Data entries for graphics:
[BEGIN]

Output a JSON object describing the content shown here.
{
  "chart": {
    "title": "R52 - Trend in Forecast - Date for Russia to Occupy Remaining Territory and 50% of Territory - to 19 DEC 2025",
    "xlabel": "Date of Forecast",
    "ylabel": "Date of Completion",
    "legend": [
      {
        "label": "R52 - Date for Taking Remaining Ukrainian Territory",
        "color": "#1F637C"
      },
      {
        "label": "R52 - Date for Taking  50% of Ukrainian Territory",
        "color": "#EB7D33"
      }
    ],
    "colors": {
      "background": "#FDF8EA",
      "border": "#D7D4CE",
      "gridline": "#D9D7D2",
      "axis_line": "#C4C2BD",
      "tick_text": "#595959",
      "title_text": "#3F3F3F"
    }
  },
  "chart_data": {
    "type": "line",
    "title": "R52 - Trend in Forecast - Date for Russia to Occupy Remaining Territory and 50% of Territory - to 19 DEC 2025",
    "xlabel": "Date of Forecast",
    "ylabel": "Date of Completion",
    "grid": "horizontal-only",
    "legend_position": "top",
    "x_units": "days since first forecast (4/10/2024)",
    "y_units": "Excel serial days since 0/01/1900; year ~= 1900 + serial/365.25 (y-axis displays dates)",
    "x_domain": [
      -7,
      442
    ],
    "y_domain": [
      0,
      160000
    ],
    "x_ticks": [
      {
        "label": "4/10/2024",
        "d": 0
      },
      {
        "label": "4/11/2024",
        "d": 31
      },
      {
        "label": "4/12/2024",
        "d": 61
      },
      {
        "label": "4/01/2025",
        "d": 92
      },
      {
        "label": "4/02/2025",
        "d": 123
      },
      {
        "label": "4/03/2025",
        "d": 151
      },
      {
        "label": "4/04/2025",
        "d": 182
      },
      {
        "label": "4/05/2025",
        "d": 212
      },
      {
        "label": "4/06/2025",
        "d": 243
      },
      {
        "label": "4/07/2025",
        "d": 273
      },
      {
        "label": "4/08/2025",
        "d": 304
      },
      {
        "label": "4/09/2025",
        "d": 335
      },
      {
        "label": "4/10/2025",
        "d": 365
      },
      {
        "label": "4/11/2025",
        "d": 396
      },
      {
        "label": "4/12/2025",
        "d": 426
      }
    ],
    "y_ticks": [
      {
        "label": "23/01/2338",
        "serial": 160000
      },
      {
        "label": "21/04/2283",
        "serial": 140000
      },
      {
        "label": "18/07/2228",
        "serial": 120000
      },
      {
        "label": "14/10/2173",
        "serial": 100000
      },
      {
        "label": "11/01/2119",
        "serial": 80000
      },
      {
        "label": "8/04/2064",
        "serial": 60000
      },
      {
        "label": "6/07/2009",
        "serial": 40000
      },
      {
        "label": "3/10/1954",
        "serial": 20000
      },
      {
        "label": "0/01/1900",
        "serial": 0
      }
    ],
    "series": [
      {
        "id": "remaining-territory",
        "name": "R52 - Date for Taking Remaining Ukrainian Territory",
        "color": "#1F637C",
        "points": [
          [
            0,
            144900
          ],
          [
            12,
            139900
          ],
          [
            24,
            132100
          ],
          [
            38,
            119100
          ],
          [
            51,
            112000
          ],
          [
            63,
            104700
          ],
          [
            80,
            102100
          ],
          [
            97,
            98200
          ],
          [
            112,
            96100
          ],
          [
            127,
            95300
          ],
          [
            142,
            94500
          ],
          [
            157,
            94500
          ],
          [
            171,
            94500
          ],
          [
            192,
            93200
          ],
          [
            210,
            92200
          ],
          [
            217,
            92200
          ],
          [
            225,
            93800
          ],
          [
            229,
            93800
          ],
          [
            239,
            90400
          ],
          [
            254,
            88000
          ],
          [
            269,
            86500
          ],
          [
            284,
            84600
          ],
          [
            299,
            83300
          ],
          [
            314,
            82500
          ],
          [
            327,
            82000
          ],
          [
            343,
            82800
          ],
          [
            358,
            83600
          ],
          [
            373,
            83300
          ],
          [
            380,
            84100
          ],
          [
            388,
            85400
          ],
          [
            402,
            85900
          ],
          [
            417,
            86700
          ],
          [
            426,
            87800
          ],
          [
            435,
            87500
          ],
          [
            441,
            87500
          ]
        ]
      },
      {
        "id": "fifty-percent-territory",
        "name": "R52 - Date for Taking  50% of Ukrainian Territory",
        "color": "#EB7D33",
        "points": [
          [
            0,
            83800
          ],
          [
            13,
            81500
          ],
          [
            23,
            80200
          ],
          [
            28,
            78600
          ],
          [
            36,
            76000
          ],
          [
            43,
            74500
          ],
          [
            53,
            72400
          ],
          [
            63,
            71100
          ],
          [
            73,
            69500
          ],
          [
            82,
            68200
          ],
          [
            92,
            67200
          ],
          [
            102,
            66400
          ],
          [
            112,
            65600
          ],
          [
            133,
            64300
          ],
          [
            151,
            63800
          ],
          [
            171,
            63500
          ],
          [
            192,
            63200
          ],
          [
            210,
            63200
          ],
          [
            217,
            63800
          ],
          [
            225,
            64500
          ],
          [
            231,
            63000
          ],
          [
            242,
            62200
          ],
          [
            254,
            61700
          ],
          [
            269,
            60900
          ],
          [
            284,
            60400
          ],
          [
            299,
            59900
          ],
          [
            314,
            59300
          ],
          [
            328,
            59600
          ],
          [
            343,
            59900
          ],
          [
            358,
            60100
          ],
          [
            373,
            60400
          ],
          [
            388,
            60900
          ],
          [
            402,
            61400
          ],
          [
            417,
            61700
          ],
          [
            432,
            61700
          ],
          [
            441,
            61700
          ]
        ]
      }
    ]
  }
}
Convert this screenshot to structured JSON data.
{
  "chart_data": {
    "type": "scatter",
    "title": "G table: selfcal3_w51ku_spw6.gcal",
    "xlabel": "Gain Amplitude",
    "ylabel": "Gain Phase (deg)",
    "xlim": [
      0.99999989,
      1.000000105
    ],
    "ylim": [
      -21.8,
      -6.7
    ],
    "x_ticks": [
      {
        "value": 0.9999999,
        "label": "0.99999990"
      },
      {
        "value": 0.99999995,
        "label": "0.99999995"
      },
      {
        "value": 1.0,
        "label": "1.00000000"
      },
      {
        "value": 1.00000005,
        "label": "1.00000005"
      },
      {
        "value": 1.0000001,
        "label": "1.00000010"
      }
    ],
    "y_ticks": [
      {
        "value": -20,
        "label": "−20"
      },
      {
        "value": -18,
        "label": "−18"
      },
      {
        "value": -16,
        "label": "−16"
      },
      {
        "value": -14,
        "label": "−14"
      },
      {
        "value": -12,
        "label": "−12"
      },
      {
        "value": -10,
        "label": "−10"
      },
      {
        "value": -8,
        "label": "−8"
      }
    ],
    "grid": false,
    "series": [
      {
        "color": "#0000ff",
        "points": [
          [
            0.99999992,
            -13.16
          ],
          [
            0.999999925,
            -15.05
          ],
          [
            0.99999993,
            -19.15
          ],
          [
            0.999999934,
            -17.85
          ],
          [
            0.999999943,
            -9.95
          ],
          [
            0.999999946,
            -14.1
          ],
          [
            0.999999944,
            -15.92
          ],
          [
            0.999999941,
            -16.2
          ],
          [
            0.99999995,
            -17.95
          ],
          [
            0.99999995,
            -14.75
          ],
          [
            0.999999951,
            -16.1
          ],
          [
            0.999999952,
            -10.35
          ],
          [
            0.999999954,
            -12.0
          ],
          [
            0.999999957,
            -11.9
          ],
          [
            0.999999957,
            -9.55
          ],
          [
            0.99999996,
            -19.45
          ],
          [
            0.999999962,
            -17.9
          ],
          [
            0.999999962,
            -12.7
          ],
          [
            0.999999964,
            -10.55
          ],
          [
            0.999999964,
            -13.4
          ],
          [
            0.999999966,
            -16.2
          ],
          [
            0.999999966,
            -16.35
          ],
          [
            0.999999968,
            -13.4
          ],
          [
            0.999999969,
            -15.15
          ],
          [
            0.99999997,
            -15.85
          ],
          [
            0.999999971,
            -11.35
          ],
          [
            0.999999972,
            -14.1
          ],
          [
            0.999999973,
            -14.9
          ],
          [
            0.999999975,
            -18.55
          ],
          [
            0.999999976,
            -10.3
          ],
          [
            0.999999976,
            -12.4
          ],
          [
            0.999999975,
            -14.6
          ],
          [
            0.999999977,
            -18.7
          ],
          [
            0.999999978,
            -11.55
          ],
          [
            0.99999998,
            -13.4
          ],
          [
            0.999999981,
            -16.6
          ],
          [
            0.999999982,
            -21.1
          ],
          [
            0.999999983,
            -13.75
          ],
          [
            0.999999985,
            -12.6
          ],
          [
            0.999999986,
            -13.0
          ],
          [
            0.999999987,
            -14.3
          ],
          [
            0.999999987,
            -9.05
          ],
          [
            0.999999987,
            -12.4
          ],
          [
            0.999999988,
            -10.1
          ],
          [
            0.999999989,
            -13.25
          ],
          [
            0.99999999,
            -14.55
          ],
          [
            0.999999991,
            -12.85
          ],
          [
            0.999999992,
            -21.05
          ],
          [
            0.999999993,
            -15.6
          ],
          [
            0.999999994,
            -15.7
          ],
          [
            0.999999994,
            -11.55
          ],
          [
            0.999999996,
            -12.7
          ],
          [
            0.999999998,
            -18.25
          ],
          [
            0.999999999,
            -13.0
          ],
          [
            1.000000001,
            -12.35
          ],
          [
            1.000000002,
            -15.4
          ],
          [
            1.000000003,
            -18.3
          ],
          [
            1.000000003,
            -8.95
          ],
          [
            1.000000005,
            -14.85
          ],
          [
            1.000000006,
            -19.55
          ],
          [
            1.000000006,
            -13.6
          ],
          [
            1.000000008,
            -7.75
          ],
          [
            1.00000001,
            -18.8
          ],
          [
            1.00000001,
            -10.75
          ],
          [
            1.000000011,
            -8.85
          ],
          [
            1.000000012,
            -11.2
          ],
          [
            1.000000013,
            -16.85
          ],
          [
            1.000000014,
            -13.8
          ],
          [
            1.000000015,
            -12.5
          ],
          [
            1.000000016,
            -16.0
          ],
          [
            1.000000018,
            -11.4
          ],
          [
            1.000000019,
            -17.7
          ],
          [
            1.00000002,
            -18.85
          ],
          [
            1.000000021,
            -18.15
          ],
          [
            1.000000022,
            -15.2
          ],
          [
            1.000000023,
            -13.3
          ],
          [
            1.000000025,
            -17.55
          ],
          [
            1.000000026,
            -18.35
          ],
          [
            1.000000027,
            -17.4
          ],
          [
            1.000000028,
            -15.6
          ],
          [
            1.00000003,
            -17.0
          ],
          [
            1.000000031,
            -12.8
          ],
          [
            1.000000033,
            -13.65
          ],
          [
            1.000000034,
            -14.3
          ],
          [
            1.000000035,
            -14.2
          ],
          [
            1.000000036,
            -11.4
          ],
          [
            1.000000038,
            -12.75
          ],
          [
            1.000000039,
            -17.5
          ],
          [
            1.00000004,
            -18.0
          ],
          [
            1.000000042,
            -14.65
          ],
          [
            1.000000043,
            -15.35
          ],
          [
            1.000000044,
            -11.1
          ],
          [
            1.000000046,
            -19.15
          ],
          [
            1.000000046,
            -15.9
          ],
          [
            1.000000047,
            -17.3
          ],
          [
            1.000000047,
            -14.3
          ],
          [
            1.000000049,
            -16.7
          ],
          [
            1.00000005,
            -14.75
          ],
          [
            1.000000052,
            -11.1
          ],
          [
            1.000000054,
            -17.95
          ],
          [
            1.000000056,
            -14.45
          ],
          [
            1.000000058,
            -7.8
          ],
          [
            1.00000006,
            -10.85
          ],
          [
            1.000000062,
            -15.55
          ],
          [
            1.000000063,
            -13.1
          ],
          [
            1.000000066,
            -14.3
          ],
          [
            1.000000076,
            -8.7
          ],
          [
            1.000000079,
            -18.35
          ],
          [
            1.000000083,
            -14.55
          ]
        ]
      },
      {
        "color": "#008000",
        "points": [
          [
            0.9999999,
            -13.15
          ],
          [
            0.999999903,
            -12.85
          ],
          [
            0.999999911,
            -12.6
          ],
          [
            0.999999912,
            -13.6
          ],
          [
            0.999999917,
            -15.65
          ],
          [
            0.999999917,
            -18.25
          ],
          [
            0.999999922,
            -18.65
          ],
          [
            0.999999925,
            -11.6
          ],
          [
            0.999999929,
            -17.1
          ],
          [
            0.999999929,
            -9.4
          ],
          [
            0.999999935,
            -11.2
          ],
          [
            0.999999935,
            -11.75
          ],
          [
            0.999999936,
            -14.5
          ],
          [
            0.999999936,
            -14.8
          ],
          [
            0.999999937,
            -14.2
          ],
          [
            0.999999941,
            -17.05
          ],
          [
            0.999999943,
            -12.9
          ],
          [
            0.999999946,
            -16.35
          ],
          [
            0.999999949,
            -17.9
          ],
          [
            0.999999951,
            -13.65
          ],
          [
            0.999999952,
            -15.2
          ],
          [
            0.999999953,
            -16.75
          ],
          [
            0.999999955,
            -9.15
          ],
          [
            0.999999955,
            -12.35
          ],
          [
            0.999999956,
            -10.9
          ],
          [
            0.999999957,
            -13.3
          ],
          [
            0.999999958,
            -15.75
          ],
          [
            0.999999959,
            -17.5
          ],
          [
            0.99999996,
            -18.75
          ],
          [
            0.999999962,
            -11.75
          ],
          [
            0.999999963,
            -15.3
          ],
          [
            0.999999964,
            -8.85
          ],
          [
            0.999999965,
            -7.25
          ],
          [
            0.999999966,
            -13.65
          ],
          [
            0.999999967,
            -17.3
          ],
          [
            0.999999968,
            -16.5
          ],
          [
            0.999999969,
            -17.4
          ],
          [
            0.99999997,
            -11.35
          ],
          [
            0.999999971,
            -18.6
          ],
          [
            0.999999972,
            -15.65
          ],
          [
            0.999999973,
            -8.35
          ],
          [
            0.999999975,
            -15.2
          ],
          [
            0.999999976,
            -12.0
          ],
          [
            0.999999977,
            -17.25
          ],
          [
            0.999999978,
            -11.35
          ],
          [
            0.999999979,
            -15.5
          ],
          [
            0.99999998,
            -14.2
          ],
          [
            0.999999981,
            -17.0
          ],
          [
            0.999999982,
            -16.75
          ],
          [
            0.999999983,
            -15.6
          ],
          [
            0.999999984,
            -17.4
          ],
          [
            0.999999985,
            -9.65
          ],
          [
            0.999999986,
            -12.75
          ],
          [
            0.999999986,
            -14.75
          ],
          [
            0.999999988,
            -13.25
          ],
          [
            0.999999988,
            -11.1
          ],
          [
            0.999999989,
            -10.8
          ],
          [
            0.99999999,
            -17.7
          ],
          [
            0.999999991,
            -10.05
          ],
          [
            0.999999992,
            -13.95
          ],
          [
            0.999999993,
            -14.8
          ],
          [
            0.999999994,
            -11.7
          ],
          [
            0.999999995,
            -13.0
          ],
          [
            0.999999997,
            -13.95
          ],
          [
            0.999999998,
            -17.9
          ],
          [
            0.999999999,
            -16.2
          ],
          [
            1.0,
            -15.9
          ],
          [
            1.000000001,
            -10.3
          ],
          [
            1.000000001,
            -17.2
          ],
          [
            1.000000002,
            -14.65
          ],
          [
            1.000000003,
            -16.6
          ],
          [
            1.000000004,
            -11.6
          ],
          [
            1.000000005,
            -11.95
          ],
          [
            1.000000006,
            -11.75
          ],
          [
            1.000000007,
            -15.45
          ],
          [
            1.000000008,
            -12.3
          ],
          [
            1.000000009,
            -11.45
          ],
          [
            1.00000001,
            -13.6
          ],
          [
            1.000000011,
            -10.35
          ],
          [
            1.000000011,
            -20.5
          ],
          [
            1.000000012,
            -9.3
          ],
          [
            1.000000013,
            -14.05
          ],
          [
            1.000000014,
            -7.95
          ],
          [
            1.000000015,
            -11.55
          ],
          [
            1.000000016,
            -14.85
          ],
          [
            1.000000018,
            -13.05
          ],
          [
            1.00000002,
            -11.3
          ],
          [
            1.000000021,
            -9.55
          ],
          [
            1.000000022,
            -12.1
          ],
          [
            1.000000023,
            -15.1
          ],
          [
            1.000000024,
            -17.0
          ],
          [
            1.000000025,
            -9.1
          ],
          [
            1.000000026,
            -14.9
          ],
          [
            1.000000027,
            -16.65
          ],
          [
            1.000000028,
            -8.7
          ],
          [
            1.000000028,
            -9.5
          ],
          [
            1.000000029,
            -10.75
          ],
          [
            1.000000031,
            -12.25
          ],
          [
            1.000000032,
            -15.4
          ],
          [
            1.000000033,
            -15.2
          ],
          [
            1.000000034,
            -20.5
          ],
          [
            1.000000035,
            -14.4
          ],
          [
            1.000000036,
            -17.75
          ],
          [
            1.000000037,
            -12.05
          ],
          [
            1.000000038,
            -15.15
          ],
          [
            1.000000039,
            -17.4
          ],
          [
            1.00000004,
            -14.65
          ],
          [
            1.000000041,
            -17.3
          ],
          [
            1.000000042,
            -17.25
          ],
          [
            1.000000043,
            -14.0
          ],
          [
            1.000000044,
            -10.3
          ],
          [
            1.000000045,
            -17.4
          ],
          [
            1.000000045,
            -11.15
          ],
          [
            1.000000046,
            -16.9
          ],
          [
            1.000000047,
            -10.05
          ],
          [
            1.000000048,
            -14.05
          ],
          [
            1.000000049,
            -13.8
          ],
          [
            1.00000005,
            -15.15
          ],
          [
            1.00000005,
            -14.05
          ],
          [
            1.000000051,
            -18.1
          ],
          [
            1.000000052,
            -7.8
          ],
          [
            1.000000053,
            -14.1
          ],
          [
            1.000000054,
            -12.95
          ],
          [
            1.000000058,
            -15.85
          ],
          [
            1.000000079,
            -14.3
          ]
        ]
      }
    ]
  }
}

[END]

Exercise requirements: Return only the count of lines in the records that hold the word "serial".

Answer for this exercise: 10